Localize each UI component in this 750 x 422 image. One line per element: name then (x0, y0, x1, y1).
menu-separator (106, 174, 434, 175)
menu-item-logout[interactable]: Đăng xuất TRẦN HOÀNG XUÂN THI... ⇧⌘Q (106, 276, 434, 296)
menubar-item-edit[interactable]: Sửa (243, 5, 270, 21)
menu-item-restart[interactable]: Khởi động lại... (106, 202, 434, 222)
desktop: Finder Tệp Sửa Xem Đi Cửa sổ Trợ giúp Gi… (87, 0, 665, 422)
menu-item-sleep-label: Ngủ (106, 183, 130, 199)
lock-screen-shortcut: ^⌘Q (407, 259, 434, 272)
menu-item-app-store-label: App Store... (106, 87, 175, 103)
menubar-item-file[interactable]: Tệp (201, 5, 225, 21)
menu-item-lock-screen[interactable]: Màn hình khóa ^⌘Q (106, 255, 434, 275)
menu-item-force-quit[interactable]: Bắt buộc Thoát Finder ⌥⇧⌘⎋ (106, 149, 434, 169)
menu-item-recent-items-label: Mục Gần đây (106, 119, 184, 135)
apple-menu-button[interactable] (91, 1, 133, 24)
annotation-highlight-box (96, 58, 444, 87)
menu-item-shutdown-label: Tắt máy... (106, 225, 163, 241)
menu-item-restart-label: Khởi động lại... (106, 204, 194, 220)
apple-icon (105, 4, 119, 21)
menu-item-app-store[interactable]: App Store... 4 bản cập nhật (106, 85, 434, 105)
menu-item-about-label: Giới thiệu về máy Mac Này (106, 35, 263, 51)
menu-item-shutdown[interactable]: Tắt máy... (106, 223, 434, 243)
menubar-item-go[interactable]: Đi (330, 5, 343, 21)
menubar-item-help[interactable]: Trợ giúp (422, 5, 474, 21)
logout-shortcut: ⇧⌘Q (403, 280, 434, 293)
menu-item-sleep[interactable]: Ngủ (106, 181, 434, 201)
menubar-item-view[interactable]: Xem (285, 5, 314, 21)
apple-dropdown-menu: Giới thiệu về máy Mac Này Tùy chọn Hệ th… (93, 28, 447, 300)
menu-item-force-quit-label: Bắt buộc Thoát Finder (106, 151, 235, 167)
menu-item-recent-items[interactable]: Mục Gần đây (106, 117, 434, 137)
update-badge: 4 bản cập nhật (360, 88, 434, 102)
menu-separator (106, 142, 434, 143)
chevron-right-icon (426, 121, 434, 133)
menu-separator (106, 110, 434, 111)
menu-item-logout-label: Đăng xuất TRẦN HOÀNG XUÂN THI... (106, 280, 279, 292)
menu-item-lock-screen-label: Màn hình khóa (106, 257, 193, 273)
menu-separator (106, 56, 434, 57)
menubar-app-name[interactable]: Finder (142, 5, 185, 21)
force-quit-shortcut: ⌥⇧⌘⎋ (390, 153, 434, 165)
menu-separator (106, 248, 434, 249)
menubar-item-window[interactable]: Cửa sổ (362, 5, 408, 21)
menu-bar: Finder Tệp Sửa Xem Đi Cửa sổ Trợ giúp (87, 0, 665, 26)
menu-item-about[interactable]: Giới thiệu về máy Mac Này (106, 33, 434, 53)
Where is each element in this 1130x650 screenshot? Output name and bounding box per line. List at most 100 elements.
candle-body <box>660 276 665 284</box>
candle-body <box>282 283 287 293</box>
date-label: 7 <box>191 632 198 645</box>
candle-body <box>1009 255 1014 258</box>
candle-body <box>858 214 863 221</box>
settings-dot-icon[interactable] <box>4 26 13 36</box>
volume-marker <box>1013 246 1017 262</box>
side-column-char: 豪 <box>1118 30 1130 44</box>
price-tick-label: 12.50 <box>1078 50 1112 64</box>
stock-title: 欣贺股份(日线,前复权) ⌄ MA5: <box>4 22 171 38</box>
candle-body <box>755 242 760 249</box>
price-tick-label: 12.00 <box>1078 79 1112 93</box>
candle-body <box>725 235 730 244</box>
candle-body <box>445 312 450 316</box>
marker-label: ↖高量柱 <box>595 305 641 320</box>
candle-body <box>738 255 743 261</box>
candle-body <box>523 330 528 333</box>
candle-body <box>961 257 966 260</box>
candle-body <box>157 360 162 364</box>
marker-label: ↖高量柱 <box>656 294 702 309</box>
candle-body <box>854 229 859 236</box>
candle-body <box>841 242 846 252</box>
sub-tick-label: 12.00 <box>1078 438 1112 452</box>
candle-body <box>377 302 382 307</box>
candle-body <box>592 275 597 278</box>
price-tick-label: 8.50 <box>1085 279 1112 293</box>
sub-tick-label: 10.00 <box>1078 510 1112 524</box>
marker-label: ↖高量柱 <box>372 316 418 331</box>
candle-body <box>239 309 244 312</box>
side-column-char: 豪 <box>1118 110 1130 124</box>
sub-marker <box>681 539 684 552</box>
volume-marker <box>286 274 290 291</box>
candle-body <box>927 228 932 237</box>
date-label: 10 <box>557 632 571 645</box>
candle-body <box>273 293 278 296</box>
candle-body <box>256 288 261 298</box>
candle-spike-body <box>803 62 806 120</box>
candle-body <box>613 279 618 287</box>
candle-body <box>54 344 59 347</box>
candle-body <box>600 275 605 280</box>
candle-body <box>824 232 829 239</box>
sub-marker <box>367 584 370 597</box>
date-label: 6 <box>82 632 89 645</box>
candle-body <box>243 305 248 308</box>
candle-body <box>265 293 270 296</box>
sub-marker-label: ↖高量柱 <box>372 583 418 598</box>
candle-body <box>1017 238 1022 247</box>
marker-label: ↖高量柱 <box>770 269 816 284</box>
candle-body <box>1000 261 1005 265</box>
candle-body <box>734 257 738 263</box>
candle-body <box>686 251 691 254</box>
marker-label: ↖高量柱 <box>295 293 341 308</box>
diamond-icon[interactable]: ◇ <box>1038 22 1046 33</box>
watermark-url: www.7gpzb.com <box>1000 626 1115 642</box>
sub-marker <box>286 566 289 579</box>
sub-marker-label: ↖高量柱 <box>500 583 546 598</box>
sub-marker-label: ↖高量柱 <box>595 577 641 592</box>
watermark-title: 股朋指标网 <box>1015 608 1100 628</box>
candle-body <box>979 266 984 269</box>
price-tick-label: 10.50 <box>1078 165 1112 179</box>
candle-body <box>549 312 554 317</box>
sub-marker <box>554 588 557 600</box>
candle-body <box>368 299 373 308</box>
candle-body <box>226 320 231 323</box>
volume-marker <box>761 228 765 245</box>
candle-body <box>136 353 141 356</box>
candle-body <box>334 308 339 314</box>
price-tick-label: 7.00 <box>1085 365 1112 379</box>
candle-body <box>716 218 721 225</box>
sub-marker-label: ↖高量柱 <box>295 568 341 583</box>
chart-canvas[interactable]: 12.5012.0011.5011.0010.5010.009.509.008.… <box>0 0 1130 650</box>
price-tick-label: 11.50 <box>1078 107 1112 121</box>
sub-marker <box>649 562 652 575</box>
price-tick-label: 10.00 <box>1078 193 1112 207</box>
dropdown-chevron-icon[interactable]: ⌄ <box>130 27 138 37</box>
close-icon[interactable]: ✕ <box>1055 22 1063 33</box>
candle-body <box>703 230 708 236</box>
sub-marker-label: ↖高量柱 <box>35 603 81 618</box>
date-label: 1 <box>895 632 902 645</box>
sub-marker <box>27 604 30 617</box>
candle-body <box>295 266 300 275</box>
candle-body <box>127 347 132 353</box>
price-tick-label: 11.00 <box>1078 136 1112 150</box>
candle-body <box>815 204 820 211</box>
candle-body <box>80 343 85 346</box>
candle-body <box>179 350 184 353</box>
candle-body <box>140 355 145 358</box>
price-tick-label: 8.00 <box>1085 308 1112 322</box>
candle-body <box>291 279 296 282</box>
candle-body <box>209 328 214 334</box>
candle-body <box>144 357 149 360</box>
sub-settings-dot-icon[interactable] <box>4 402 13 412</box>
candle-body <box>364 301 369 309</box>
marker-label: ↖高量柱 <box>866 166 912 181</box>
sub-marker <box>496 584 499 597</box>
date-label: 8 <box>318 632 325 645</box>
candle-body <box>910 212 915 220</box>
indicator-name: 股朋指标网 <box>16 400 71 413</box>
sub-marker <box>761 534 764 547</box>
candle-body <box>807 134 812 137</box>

──────────

[SET EXERCISE]: Extract every line of the records above that contains the string "each", treating uppercase and lowercase letters as different.

[TASK RESPONSE]:
Localize each UI component in this 750 x 422 image. One line per element: name then (x0, y0, x1, y1).
Where is each element in this 1130x650 screenshot? Output name and bounding box per line. List at most 100 elements.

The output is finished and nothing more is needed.